YOUR OBJECTIVE
Go through the records and extract every line with the word "name".

Stored items
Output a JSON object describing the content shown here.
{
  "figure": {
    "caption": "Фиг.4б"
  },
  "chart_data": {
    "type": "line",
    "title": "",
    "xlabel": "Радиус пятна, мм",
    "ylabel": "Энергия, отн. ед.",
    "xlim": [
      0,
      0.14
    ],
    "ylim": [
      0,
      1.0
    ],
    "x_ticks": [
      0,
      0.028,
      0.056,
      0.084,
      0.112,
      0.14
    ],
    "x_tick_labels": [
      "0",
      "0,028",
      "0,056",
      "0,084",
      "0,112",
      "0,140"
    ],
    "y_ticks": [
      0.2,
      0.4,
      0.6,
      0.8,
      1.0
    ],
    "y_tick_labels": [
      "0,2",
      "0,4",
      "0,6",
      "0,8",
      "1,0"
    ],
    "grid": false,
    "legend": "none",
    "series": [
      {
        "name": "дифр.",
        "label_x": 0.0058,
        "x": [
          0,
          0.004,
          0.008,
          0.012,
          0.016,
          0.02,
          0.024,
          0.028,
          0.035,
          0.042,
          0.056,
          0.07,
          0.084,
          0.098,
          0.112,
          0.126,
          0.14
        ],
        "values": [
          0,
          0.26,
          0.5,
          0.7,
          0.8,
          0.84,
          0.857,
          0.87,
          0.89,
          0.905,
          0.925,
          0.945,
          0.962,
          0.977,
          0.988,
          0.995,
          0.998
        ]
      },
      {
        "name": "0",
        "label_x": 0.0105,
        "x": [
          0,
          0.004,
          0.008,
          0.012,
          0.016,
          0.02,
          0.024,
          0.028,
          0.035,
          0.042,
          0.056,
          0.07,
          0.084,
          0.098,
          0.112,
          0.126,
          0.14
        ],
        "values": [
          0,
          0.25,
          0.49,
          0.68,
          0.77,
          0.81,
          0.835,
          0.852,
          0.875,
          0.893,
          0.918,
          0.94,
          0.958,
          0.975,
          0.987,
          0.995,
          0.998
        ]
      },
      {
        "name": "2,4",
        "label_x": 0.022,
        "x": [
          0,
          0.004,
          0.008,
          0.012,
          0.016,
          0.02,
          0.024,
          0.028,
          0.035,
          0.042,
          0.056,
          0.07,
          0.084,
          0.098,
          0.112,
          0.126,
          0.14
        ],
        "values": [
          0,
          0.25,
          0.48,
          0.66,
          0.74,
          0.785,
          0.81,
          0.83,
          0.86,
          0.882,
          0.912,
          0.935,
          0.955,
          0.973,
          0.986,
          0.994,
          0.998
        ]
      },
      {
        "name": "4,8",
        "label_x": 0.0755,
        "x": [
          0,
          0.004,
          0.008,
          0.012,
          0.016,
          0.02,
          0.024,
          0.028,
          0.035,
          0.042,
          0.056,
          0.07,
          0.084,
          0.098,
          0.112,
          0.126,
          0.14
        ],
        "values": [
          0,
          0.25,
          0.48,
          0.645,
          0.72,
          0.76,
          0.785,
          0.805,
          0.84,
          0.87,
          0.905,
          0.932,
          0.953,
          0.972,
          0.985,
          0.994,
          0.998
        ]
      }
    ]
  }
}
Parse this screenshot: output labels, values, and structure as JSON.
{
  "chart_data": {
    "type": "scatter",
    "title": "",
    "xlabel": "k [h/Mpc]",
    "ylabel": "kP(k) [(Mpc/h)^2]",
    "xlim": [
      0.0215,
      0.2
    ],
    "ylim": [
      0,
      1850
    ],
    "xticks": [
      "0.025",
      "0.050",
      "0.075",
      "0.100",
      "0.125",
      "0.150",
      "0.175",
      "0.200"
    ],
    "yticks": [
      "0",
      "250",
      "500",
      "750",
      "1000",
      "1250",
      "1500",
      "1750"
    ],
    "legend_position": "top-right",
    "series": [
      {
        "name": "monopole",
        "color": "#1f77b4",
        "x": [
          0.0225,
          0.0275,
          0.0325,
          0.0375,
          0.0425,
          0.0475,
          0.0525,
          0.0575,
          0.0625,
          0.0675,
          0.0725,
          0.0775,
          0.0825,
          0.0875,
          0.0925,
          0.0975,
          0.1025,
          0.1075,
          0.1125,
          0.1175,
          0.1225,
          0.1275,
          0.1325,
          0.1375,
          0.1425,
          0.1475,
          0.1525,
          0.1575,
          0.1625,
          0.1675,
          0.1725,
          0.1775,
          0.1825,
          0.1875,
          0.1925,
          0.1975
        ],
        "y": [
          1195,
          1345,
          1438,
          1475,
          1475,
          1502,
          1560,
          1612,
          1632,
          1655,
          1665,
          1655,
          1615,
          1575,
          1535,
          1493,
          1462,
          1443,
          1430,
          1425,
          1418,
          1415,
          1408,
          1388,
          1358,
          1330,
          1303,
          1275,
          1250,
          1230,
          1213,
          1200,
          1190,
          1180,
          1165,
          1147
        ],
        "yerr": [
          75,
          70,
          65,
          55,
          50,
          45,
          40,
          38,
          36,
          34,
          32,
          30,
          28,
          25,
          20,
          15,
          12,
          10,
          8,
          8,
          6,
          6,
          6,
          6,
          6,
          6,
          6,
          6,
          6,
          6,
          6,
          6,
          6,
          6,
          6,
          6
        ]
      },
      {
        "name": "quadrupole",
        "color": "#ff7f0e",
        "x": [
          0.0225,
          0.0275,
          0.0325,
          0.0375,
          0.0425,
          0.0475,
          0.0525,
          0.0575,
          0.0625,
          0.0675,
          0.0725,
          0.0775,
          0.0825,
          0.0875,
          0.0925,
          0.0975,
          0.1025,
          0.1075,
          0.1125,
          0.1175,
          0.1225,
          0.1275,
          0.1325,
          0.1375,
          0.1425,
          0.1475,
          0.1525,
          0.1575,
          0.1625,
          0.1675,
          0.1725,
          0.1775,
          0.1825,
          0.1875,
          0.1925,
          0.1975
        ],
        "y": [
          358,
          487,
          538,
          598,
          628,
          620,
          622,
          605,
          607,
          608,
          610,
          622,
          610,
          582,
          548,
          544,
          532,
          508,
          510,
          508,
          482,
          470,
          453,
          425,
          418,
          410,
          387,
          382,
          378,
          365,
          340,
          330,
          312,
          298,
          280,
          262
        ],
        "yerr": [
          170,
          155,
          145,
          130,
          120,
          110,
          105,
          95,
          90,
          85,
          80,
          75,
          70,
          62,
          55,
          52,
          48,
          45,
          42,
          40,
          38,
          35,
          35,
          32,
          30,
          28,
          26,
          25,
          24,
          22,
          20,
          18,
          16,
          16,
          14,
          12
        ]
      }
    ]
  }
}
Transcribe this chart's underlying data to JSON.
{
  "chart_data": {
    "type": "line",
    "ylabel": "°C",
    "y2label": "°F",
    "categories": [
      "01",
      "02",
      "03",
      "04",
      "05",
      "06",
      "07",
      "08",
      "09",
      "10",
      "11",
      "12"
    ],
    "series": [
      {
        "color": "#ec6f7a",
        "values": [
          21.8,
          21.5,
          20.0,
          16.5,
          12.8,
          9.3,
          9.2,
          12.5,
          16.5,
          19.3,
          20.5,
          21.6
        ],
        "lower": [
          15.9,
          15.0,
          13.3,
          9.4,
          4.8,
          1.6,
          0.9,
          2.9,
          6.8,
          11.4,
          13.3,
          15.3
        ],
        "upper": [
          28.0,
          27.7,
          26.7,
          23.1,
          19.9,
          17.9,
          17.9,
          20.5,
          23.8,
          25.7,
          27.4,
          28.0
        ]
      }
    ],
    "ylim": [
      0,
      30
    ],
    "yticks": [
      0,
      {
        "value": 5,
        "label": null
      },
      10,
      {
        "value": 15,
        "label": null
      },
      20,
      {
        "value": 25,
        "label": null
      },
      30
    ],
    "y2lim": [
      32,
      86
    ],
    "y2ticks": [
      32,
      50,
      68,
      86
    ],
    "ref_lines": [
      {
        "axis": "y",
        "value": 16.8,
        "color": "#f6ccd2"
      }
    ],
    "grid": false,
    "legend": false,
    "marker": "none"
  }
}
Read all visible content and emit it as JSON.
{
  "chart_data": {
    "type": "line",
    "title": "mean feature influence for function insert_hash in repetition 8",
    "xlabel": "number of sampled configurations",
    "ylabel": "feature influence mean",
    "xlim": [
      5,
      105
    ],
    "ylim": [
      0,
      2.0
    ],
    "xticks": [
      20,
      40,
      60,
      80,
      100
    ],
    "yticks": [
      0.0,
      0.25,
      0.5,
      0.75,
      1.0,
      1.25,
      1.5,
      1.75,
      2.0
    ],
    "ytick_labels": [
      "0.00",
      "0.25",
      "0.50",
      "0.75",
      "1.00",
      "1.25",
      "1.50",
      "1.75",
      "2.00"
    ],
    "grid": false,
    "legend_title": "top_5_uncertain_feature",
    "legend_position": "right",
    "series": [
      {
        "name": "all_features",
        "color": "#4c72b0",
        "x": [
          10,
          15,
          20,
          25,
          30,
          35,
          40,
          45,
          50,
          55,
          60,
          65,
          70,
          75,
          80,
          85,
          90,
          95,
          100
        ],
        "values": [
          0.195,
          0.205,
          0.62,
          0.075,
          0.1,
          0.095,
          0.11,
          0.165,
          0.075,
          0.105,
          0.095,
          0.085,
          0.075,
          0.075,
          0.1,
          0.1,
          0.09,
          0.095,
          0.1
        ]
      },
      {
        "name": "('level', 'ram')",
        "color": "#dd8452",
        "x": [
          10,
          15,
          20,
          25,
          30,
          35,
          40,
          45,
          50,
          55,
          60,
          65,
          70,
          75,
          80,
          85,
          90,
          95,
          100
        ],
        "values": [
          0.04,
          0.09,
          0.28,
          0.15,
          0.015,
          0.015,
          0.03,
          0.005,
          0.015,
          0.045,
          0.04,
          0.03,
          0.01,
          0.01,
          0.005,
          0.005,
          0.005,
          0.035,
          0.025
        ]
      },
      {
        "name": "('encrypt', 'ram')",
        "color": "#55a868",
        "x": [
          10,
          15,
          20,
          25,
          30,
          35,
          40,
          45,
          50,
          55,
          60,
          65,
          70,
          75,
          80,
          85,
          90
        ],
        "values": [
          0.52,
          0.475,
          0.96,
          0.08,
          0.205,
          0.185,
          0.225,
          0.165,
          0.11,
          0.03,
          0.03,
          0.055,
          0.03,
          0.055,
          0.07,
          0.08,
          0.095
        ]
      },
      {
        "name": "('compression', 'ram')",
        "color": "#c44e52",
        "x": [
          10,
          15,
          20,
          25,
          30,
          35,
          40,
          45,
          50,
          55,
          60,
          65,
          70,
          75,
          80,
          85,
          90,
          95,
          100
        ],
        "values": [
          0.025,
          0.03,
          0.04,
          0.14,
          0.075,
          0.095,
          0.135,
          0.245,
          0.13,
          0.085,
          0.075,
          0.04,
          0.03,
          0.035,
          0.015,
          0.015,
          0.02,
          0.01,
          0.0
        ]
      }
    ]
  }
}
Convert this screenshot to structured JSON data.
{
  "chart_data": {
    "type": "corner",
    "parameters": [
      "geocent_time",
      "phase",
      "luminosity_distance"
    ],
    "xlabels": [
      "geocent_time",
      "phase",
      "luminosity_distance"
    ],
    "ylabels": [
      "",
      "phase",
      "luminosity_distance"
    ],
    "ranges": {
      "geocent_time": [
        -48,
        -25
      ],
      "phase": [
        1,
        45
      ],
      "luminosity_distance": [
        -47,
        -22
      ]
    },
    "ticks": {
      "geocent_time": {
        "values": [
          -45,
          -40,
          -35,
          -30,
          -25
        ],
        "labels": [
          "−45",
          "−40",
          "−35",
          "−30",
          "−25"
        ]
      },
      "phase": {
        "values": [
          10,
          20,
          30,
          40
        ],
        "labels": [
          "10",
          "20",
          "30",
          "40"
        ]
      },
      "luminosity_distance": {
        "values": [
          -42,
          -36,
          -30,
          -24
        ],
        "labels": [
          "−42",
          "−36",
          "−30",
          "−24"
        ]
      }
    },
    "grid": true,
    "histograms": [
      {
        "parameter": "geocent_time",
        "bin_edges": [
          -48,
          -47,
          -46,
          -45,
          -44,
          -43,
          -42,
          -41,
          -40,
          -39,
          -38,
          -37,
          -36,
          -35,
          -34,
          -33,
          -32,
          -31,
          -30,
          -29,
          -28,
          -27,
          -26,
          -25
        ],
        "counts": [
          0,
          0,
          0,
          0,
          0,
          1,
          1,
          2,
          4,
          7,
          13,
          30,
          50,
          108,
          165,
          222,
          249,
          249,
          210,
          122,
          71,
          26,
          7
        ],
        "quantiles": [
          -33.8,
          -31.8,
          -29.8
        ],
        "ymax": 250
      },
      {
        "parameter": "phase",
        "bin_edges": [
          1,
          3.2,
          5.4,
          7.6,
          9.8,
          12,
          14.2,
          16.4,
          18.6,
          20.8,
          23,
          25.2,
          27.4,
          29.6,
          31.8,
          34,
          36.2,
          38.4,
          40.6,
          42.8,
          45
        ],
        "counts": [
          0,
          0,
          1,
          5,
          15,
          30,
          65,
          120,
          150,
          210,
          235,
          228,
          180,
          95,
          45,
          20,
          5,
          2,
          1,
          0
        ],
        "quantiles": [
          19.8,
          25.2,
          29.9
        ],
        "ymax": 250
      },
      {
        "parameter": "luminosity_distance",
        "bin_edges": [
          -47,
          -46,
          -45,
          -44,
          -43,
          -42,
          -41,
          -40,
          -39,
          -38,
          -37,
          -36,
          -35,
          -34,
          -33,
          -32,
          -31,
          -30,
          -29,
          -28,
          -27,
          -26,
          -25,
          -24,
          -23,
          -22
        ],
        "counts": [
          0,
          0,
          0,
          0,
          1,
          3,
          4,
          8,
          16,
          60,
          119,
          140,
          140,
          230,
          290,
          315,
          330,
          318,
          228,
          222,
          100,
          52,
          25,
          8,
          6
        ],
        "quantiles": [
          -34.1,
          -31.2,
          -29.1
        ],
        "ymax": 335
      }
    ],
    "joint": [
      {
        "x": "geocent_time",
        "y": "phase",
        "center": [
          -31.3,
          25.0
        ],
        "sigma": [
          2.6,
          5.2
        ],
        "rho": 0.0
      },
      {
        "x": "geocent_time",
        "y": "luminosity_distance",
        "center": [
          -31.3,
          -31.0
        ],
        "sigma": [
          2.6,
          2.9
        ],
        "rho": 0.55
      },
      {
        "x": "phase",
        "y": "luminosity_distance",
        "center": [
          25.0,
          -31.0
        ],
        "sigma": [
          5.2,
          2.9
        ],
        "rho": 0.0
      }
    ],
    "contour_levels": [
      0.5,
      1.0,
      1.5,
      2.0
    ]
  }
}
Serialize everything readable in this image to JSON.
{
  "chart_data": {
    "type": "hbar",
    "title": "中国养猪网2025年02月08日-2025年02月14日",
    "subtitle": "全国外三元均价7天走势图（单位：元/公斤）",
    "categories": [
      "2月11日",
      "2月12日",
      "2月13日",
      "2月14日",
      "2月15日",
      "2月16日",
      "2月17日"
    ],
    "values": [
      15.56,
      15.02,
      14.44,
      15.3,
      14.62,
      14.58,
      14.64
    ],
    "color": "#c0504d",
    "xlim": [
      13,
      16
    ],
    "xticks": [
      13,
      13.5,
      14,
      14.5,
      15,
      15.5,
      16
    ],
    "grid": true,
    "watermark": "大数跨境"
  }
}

RESULT
        "name": "дифр.",
        "name": "0",
        "name": "2,4",
        "name": "4,8",
        "name": "monopole",
        "name": "quadrupole",
        "name": "all_features",
        "name": "('level', 'ram')",
        "name": "('encrypt', 'ram')",
        "name": "('compression', 'ram')",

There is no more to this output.